Dataset records:
◇ ◇ ◇ ◇
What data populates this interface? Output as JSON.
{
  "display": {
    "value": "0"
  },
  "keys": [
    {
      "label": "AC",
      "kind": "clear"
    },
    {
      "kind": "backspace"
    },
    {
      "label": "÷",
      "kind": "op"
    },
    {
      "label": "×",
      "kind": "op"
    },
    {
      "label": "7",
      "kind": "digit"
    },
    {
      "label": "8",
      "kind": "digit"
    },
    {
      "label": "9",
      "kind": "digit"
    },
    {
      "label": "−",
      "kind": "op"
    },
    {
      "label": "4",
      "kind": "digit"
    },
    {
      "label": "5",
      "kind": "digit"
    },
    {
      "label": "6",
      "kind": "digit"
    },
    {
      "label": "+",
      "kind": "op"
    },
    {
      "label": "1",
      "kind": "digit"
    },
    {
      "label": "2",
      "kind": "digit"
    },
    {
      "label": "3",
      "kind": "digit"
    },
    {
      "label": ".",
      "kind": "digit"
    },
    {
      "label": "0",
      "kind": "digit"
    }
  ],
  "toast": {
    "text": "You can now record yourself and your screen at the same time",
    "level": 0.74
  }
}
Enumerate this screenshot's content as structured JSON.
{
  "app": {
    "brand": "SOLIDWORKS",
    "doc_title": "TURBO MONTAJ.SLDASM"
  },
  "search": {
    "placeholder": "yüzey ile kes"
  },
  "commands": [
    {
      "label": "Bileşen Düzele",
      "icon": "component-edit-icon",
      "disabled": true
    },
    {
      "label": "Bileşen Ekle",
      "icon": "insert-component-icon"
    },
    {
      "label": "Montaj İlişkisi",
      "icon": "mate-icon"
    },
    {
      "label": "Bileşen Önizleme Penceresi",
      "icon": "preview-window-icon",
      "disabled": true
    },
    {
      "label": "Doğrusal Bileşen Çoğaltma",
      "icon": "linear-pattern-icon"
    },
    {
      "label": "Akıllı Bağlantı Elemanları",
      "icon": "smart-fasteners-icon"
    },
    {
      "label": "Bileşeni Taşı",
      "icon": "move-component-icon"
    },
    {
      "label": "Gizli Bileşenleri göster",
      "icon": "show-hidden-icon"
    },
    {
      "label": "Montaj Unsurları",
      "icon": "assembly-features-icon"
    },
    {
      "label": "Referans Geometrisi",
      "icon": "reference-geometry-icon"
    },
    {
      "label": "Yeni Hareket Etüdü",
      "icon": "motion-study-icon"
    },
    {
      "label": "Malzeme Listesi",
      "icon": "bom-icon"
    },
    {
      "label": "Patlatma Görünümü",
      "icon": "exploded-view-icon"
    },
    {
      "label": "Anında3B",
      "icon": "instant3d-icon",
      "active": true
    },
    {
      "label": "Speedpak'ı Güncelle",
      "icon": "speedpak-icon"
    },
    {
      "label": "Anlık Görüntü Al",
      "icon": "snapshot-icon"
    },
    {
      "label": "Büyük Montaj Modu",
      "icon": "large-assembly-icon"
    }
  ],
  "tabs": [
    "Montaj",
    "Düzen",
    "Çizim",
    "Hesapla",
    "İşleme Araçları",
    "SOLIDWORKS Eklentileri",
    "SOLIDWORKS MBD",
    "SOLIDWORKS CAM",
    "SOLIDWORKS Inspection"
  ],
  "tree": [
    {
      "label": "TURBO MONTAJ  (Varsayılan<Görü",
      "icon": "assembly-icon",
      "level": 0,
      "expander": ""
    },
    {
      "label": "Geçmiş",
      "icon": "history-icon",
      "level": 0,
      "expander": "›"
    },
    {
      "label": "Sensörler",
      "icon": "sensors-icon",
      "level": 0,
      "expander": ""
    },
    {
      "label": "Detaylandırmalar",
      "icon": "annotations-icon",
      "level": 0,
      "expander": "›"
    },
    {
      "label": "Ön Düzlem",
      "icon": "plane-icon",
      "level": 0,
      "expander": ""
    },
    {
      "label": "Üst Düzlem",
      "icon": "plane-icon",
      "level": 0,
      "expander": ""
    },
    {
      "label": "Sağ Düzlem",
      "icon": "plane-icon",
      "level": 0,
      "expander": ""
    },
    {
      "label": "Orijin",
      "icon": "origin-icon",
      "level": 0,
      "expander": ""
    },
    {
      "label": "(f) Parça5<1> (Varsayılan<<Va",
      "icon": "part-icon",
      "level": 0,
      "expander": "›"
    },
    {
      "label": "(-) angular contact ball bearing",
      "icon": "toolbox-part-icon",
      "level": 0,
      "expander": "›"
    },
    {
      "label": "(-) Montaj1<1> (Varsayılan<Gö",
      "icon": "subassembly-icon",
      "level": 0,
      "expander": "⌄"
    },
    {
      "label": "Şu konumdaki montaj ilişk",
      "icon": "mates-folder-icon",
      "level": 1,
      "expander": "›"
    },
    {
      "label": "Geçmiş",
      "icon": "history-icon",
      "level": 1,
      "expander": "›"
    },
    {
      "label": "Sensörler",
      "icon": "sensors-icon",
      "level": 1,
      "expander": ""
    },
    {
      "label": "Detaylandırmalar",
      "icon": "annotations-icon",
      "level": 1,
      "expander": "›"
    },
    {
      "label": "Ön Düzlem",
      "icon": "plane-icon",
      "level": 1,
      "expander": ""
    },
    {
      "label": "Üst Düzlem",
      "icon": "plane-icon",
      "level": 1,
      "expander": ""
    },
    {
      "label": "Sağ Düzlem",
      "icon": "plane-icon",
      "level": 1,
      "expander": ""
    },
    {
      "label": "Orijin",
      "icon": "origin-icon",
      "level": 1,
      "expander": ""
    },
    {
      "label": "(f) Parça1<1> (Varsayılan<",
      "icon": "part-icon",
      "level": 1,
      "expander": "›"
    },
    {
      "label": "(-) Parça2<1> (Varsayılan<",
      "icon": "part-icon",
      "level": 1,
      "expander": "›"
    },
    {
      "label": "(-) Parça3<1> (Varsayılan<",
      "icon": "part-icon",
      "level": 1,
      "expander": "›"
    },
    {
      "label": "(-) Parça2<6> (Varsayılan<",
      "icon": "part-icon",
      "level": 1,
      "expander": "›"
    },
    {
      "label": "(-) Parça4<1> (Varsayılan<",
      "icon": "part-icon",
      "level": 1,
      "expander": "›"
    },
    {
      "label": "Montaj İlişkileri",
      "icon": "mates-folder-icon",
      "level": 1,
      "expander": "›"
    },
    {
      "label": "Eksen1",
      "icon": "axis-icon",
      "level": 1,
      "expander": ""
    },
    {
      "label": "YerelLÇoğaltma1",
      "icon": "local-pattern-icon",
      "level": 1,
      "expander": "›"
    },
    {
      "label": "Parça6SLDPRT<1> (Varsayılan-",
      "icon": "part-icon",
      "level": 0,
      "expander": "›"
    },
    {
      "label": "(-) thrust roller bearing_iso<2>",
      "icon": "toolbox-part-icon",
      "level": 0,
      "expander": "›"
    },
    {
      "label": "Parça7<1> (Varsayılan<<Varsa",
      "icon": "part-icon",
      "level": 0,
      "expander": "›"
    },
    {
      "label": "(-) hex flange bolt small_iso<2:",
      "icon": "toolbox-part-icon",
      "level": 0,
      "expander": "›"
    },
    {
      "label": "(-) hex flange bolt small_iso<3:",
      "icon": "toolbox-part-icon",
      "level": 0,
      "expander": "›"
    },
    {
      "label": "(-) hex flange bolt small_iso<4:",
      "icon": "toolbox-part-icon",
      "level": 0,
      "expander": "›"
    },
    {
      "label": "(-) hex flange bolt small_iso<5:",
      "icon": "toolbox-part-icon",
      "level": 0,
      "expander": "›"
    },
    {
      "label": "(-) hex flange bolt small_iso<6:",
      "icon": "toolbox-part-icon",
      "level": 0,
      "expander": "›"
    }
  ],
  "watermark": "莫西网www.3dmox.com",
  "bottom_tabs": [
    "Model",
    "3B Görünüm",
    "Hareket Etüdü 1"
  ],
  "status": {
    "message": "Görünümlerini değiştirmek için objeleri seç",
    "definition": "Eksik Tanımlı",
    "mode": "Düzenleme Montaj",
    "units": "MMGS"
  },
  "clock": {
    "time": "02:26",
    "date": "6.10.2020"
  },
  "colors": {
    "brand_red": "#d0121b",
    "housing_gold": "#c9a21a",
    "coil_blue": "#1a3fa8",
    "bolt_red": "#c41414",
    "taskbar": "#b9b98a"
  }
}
◇ ◇ ◇ ◇
TO DO:
Look through the material above and work out how many of its lines contain "TURBO". State the number only.

SOLUTION FOR THIS TASK:
2